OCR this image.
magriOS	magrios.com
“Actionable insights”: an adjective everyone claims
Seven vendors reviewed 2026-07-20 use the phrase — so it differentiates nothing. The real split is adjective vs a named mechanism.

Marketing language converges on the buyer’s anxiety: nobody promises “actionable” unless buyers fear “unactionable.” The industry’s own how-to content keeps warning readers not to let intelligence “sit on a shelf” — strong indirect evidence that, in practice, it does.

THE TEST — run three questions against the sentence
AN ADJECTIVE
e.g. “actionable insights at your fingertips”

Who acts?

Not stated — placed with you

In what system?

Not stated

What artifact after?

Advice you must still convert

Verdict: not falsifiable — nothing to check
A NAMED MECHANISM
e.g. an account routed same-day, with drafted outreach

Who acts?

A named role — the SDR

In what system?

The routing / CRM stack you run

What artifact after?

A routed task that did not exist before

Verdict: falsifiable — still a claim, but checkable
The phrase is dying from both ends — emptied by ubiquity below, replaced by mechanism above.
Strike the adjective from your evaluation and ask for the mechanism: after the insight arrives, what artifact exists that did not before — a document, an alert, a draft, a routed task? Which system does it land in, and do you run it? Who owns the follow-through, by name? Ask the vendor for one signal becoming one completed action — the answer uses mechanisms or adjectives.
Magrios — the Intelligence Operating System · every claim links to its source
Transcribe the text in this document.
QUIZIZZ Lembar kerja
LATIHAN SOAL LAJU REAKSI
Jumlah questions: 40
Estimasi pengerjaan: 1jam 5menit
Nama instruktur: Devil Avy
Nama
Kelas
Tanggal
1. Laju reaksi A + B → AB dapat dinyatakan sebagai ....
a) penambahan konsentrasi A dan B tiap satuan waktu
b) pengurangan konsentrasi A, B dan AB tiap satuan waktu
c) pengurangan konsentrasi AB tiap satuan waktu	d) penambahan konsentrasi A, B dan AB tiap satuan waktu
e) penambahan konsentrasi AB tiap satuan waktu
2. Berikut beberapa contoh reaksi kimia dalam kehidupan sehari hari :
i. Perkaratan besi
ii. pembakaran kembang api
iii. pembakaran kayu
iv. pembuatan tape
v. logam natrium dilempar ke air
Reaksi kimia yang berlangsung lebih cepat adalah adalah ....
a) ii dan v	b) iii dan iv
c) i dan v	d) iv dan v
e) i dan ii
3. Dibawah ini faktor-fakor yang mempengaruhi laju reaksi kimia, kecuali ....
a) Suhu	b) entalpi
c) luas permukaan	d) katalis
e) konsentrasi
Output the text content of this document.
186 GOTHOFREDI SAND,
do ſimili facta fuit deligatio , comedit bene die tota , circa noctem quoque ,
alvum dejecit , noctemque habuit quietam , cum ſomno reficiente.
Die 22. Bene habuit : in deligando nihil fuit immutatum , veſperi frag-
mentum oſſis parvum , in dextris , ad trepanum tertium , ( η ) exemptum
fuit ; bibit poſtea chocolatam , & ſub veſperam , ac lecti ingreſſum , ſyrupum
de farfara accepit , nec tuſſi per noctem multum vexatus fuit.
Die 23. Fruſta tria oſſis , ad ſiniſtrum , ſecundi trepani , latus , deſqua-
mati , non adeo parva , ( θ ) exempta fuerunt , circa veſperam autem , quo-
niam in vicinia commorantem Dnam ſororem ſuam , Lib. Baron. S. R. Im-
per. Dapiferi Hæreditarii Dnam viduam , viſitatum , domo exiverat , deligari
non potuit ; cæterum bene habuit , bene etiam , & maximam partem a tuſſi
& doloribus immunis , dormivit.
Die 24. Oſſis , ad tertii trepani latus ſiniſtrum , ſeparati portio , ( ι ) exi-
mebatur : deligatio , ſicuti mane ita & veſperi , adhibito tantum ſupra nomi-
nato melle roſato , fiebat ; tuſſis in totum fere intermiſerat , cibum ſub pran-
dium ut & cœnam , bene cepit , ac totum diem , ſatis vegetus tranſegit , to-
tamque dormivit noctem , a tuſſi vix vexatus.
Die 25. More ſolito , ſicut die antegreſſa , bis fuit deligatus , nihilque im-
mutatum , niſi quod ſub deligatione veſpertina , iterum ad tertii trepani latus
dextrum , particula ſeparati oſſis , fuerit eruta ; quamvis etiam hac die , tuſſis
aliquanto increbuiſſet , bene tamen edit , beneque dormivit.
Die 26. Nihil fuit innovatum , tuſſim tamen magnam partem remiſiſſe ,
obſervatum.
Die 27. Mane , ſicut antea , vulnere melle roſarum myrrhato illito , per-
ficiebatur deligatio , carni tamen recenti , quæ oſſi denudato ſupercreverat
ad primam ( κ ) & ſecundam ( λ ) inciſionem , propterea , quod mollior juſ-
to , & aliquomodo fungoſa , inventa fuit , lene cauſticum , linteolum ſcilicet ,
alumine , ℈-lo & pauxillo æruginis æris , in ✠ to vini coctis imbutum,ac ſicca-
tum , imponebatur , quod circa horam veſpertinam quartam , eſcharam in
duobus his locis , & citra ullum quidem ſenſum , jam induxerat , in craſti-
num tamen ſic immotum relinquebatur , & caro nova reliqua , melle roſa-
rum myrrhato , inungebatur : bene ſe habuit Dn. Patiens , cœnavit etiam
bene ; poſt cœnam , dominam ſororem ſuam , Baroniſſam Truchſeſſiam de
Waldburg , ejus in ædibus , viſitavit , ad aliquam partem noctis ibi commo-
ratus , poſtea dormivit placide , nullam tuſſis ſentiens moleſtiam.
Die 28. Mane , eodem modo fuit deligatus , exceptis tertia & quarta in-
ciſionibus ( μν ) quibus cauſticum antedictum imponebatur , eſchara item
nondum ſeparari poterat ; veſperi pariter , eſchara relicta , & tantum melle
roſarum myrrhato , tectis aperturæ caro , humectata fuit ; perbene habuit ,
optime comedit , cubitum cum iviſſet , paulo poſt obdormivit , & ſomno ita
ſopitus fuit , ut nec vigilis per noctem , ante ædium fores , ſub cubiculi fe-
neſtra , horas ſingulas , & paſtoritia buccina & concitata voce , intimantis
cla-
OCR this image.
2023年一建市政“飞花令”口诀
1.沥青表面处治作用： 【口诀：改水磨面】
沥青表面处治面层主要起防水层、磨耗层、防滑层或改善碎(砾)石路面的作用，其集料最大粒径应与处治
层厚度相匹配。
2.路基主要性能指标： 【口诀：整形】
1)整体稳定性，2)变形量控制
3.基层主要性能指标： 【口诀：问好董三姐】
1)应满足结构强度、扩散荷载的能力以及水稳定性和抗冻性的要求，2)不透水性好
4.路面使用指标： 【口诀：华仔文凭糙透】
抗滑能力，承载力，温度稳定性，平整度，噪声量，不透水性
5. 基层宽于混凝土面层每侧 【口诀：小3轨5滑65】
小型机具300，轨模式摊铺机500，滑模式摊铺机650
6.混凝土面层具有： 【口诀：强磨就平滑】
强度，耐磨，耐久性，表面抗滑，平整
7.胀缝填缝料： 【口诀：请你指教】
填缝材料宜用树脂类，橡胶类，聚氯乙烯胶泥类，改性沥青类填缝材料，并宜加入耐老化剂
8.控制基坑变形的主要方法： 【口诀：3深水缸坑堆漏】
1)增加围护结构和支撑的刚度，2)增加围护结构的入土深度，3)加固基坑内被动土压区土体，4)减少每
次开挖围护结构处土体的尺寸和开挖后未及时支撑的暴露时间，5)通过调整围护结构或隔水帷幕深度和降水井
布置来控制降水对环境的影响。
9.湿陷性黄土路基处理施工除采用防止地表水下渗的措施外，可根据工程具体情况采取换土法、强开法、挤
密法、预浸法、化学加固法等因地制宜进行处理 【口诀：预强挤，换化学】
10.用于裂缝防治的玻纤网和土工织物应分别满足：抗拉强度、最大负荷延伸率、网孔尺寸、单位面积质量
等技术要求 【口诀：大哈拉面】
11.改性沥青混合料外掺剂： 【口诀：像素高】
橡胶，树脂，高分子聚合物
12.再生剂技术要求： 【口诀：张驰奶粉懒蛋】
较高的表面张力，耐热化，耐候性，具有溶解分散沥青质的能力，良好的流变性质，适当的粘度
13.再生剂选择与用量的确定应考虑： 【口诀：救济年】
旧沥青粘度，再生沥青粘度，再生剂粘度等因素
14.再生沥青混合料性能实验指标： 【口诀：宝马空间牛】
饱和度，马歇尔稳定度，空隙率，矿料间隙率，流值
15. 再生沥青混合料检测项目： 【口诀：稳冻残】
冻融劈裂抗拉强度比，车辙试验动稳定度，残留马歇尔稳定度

> Set task: Pull out every line of the records above that contains the word "veſperi".

> Exercise result:
Die 22. Bene habuit : in deligando nihil fuit immutatum , veſperi frag-
mebatur : deligatio , ſicuti mane ita & veſperi , adhibito tantum ſupra nomi-
nondum ſeparari poterat ; veſperi pariter , eſchara relicta , & tantum melle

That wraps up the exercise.